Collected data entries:
================

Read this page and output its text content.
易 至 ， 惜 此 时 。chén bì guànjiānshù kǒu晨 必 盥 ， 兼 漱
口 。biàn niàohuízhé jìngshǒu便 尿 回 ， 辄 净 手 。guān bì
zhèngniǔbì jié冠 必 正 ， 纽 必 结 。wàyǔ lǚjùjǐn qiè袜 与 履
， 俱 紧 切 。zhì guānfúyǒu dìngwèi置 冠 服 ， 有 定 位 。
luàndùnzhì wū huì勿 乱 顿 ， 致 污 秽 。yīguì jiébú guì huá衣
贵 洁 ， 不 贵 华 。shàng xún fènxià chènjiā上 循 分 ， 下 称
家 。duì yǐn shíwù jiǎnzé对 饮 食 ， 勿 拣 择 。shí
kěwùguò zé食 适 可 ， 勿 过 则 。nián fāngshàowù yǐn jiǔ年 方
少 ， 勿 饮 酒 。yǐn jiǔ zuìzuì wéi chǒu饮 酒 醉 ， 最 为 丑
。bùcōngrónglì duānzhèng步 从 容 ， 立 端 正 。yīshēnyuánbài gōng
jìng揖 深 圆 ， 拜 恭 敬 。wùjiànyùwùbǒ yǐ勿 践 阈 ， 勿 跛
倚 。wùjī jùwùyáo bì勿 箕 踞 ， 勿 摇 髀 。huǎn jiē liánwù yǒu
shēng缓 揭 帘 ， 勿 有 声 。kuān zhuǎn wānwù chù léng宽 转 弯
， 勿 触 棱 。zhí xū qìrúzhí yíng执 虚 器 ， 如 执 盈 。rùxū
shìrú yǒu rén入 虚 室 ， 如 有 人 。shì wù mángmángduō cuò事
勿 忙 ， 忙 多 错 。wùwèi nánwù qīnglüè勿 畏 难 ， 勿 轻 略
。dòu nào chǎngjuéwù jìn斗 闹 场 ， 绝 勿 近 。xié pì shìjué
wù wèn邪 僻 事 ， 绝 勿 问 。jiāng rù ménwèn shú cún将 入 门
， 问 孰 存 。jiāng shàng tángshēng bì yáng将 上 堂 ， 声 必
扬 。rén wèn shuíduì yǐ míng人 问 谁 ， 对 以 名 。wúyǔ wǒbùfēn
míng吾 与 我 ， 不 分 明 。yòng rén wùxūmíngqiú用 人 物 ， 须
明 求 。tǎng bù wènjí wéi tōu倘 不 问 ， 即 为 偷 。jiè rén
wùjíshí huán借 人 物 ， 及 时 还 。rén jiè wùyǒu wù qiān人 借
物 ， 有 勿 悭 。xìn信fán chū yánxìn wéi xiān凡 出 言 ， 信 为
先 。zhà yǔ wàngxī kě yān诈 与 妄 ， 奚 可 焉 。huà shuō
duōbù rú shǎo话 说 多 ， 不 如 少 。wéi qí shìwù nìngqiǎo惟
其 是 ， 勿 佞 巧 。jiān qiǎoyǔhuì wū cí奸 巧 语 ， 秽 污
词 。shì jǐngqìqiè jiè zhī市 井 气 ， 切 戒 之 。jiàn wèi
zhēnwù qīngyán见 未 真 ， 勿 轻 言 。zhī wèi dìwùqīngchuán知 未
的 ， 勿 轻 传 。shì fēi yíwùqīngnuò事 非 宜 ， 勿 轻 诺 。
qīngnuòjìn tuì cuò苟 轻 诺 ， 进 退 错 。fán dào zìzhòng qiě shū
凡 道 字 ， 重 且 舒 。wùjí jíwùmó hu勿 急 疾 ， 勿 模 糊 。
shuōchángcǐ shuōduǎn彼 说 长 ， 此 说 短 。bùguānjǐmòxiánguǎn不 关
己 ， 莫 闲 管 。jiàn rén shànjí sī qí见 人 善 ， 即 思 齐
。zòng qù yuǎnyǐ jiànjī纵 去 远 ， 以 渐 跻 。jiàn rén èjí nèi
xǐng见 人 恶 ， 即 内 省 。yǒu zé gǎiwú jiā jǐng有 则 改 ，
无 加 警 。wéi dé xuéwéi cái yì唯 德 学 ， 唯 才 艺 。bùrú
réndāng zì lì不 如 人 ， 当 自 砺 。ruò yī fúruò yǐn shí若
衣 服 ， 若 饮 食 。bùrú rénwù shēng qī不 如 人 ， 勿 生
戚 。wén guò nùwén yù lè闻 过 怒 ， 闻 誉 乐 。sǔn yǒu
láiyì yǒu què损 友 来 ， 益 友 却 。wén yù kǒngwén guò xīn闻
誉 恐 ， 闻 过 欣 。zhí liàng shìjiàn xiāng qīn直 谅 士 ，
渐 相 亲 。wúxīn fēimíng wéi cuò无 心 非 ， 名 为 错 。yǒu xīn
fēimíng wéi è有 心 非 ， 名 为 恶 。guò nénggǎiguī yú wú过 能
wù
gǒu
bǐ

================

Aim> Please output every record, keeping each line exact.

Full answer>
Read this page and output its text content.
易 至 ， 惜 此 时 。chén bì guànjiānshù kǒu晨 必 盥 ， 兼 漱
口 。biàn niàohuízhé jìngshǒu便 尿 回 ， 辄 净 手 。guān bì
zhèngniǔbì jié冠 必 正 ， 纽 必 结 。wàyǔ lǚjùjǐn qiè袜 与 履
， 俱 紧 切 。zhì guānfúyǒu dìngwèi置 冠 服 ， 有 定 位 。
luàndùnzhì wū huì勿 乱 顿 ， 致 污 秽 。yīguì jiébú guì huá衣
贵 洁 ， 不 贵 华 。shàng xún fènxià chènjiā上 循 分 ， 下 称
家 。duì yǐn shíwù jiǎnzé对 饮 食 ， 勿 拣 择 。shí
kěwùguò zé食 适 可 ， 勿 过 则 。nián fāngshàowù yǐn jiǔ年 方
少 ， 勿 饮 酒 。yǐn jiǔ zuìzuì wéi chǒu饮 酒 醉 ， 最 为 丑
。bùcōngrónglì duānzhèng步 从 容 ， 立 端 正 。yīshēnyuánbài gōng
jìng揖 深 圆 ， 拜 恭 敬 。wùjiànyùwùbǒ yǐ勿 践 阈 ， 勿 跛
倚 。wùjī jùwùyáo bì勿 箕 踞 ， 勿 摇 髀 。huǎn jiē liánwù yǒu
shēng缓 揭 帘 ， 勿 有 声 。kuān zhuǎn wānwù chù léng宽 转 弯
， 勿 触 棱 。zhí xū qìrúzhí yíng执 虚 器 ， 如 执 盈 。rùxū
shìrú yǒu rén入 虚 室 ， 如 有 人 。shì wù mángmángduō cuò事
勿 忙 ， 忙 多 错 。wùwèi nánwù qīnglüè勿 畏 难 ， 勿 轻 略
。dòu nào chǎngjuéwù jìn斗 闹 场 ， 绝 勿 近 。xié pì shìjué
wù wèn邪 僻 事 ， 绝 勿 问 。jiāng rù ménwèn shú cún将 入 门
， 问 孰 存 。jiāng shàng tángshēng bì yáng将 上 堂 ， 声 必
扬 。rén wèn shuíduì yǐ míng人 问 谁 ， 对 以 名 。wúyǔ wǒbùfēn
míng吾 与 我 ， 不 分 明 。yòng rén wùxūmíngqiú用 人 物 ， 须
明 求 。tǎng bù wènjí wéi tōu倘 不 问 ， 即 为 偷 。jiè rén
wùjíshí huán借 人 物 ， 及 时 还 。rén jiè wùyǒu wù qiān人 借
物 ， 有 勿 悭 。xìn信fán chū yánxìn wéi xiān凡 出 言 ， 信 为
先 。zhà yǔ wàngxī kě yān诈 与 妄 ， 奚 可 焉 。huà shuō
duōbù rú shǎo话 说 多 ， 不 如 少 。wéi qí shìwù nìngqiǎo惟
其 是 ， 勿 佞 巧 。jiān qiǎoyǔhuì wū cí奸 巧 语 ， 秽 污
词 。shì jǐngqìqiè jiè zhī市 井 气 ， 切 戒 之 。jiàn wèi
zhēnwù qīngyán见 未 真 ， 勿 轻 言 。zhī wèi dìwùqīngchuán知 未
的 ， 勿 轻 传 。shì fēi yíwùqīngnuò事 非 宜 ， 勿 轻 诺 。
qīngnuòjìn tuì cuò苟 轻 诺 ， 进 退 错 。fán dào zìzhòng qiě shū
凡 道 字 ， 重 且 舒 。wùjí jíwùmó hu勿 急 疾 ， 勿 模 糊 。
shuōchángcǐ shuōduǎn彼 说 长 ， 此 说 短 。bùguānjǐmòxiánguǎn不 关
己 ， 莫 闲 管 。jiàn rén shànjí sī qí见 人 善 ， 即 思 齐
。zòng qù yuǎnyǐ jiànjī纵 去 远 ， 以 渐 跻 。jiàn rén èjí nèi
xǐng见 人 恶 ， 即 内 省 。yǒu zé gǎiwú jiā jǐng有 则 改 ，
无 加 警 。wéi dé xuéwéi cái yì唯 德 学 ， 唯 才 艺 。bùrú
réndāng zì lì不 如 人 ， 当 自 砺 。ruò yī fúruò yǐn shí若
衣 服 ， 若 饮 食 。bùrú rénwù shēng qī不 如 人 ， 勿 生
戚 。wén guò nùwén yù lè闻 过 怒 ， 闻 誉 乐 。sǔn yǒu
láiyì yǒu què损 友 来 ， 益 友 却 。wén yù kǒngwén guò xīn闻
誉 恐 ， 闻 过 欣 。zhí liàng shìjiàn xiāng qīn直 谅 士 ，
渐 相 亲 。wúxīn fēimíng wéi cuò无 心 非 ， 名 为 错 。yǒu xīn
fēimíng wéi è有 心 非 ， 名 为 恶 。guò nénggǎiguī yú wú过 能
wù
gǒu
bǐ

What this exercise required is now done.